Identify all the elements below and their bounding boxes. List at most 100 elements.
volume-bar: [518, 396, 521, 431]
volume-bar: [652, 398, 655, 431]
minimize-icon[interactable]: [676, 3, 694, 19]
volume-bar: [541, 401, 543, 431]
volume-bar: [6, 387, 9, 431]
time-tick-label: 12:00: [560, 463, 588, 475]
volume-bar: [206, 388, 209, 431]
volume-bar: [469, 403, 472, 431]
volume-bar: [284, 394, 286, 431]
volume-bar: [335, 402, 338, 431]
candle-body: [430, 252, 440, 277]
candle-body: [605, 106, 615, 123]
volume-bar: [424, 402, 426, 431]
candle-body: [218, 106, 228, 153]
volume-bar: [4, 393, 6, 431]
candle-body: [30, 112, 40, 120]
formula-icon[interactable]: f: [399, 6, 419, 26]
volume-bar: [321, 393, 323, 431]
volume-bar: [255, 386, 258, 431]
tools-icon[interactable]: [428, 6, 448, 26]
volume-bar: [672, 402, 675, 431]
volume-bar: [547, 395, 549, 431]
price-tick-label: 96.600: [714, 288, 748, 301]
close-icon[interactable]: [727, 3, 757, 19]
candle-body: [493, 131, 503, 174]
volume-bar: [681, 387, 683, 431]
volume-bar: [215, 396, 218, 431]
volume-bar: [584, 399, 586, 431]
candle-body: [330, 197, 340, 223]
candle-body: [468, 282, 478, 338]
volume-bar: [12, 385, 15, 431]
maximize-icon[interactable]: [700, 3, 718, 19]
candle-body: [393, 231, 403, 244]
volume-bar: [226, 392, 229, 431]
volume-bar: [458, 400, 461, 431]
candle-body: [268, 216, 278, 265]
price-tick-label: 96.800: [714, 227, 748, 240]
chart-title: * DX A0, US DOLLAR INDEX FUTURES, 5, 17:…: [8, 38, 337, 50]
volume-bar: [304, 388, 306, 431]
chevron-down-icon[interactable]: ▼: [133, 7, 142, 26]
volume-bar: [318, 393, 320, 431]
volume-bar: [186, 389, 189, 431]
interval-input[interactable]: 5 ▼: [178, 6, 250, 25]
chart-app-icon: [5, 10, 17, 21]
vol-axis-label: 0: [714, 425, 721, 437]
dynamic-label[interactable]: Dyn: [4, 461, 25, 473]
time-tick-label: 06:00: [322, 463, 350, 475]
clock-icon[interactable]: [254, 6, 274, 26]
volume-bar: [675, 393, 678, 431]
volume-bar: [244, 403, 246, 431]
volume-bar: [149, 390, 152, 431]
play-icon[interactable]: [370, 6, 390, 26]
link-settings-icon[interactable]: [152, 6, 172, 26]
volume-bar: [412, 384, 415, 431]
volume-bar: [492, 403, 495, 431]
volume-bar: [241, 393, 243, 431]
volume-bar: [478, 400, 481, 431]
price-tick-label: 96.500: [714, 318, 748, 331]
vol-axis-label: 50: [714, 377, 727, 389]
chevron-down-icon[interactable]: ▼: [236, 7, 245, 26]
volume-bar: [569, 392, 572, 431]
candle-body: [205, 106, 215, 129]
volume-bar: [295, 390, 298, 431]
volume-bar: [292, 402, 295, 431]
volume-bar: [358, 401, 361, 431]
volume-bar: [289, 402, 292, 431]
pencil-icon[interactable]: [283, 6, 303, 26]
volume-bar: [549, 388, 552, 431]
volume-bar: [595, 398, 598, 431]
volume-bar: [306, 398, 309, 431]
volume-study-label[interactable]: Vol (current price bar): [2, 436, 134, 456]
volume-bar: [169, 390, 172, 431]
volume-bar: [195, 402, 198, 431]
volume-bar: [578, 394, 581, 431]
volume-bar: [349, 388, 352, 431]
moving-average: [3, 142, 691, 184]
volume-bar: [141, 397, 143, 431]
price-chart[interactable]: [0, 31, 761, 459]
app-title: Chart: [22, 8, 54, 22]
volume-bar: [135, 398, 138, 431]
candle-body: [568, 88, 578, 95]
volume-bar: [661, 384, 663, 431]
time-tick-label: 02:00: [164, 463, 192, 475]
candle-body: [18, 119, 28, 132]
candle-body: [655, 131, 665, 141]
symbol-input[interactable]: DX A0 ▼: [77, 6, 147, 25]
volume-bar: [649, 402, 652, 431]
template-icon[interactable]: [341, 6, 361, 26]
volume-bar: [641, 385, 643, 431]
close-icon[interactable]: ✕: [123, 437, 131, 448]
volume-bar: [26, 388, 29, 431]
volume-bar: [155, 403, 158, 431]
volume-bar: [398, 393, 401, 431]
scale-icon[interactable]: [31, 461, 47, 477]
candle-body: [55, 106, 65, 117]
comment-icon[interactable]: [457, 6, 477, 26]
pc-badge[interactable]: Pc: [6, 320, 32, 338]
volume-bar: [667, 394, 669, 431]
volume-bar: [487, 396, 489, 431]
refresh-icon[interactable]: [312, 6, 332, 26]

════════════════════

_Problem:_
Could you lay out every line of the entries above as a numbered list, leaving out any blank lines?

_Result:_
1. Identify all the elements below and their bounding boxes. List at most 100 elements.
2. volume-bar: [518, 396, 521, 431]
3. volume-bar: [652, 398, 655, 431]
4. minimize-icon[interactable]: [676, 3, 694, 19]
5. volume-bar: [541, 401, 543, 431]
6. volume-bar: [6, 387, 9, 431]
7. time-tick-label: 12:00: [560, 463, 588, 475]
8. volume-bar: [206, 388, 209, 431]
9. volume-bar: [469, 403, 472, 431]
10. volume-bar: [284, 394, 286, 431]
11. volume-bar: [335, 402, 338, 431]
12. candle-body: [430, 252, 440, 277]
13. candle-body: [605, 106, 615, 123]
14. volume-bar: [424, 402, 426, 431]
15. candle-body: [218, 106, 228, 153]
16. volume-bar: [4, 393, 6, 431]
17. candle-body: [30, 112, 40, 120]
18. formula-icon[interactable]: f: [399, 6, 419, 26]
19. volume-bar: [321, 393, 323, 431]
20. volume-bar: [255, 386, 258, 431]
21. tools-icon[interactable]: [428, 6, 448, 26]
22. volume-bar: [672, 402, 675, 431]
23. volume-bar: [547, 395, 549, 431]
24. price-tick-label: 96.600: [714, 288, 748, 301]
25. close-icon[interactable]: [727, 3, 757, 19]
26. candle-body: [493, 131, 503, 174]
27. volume-bar: [681, 387, 683, 431]
28. volume-bar: [215, 396, 218, 431]
29. volume-bar: [584, 399, 586, 431]
30. candle-body: [330, 197, 340, 223]
31. candle-body: [468, 282, 478, 338]
32. volume-bar: [12, 385, 15, 431]
33. maximize-icon[interactable]: [700, 3, 718, 19]
34. candle-body: [393, 231, 403, 244]
35. volume-bar: [226, 392, 229, 431]
36. volume-bar: [458, 400, 461, 431]
37. candle-body: [268, 216, 278, 265]
38. price-tick-label: 96.800: [714, 227, 748, 240]
39. chart-title: * DX A0, US DOLLAR INDEX FUTURES, 5, 17:…: [8, 38, 337, 50]
40. volume-bar: [304, 388, 306, 431]
41. chevron-down-icon[interactable]: ▼: [133, 7, 142, 26]
42. volume-bar: [318, 393, 320, 431]
43. volume-bar: [186, 389, 189, 431]
44. interval-input[interactable]: 5 ▼: [178, 6, 250, 25]
45. chart-app-icon: [5, 10, 17, 21]
46. vol-axis-label: 0: [714, 425, 721, 437]
47. dynamic-label[interactable]: Dyn: [4, 461, 25, 473]
48. time-tick-label: 06:00: [322, 463, 350, 475]
49. clock-icon[interactable]: [254, 6, 274, 26]
50. volume-bar: [675, 393, 678, 431]
51. volume-bar: [244, 403, 246, 431]
52. volume-bar: [149, 390, 152, 431]
53. play-icon[interactable]: [370, 6, 390, 26]
54. link-settings-icon[interactable]: [152, 6, 172, 26]
55. volume-bar: [412, 384, 415, 431]
56. volume-bar: [492, 403, 495, 431]
57. volume-bar: [241, 393, 243, 431]
58. volume-bar: [478, 400, 481, 431]
59. price-tick-label: 96.500: [714, 318, 748, 331]
60. vol-axis-label: 50: [714, 377, 727, 389]
61. chevron-down-icon[interactable]: ▼: [236, 7, 245, 26]
62. volume-bar: [569, 392, 572, 431]
63. candle-body: [205, 106, 215, 129]
64. volume-bar: [295, 390, 298, 431]
65. volume-bar: [292, 402, 295, 431]
66. volume-bar: [358, 401, 361, 431]
67. volume-bar: [289, 402, 292, 431]
68. pencil-icon[interactable]: [283, 6, 303, 26]
69. volume-bar: [549, 388, 552, 431]
70. volume-bar: [595, 398, 598, 431]
71. volume-bar: [306, 398, 309, 431]
72. volume-study-label[interactable]: Vol (current price bar): [2, 436, 134, 456]
73. volume-bar: [169, 390, 172, 431]
74. volume-bar: [195, 402, 198, 431]
75. volume-bar: [578, 394, 581, 431]
76. volume-bar: [349, 388, 352, 431]
77. moving-average: [3, 142, 691, 184]
78. volume-bar: [141, 397, 143, 431]
79. price-chart[interactable]: [0, 31, 761, 459]
80. app-title: Chart: [22, 8, 54, 22]
81. volume-bar: [135, 398, 138, 431]
82. candle-body: [568, 88, 578, 95]
83. volume-bar: [661, 384, 663, 431]
84. time-tick-label: 02:00: [164, 463, 192, 475]
85. candle-body: [18, 119, 28, 132]
86. candle-body: [655, 131, 665, 141]
87. symbol-input[interactable]: DX A0 ▼: [77, 6, 147, 25]
88. volume-bar: [649, 402, 652, 431]
89. template-icon[interactable]: [341, 6, 361, 26]
90. volume-bar: [641, 385, 643, 431]
91. close-icon[interactable]: ✕: [123, 437, 131, 448]
92. volume-bar: [26, 388, 29, 431]
93. volume-bar: [155, 403, 158, 431]
94. volume-bar: [398, 393, 401, 431]
95. scale-icon[interactable]: [31, 461, 47, 477]
96. candle-body: [55, 106, 65, 117]
97. comment-icon[interactable]: [457, 6, 477, 26]
98. pc-badge[interactable]: Pc: [6, 320, 32, 338]
99. volume-bar: [667, 394, 669, 431]
100. volume-bar: [487, 396, 489, 431]
101. refresh-icon[interactable]: [312, 6, 332, 26]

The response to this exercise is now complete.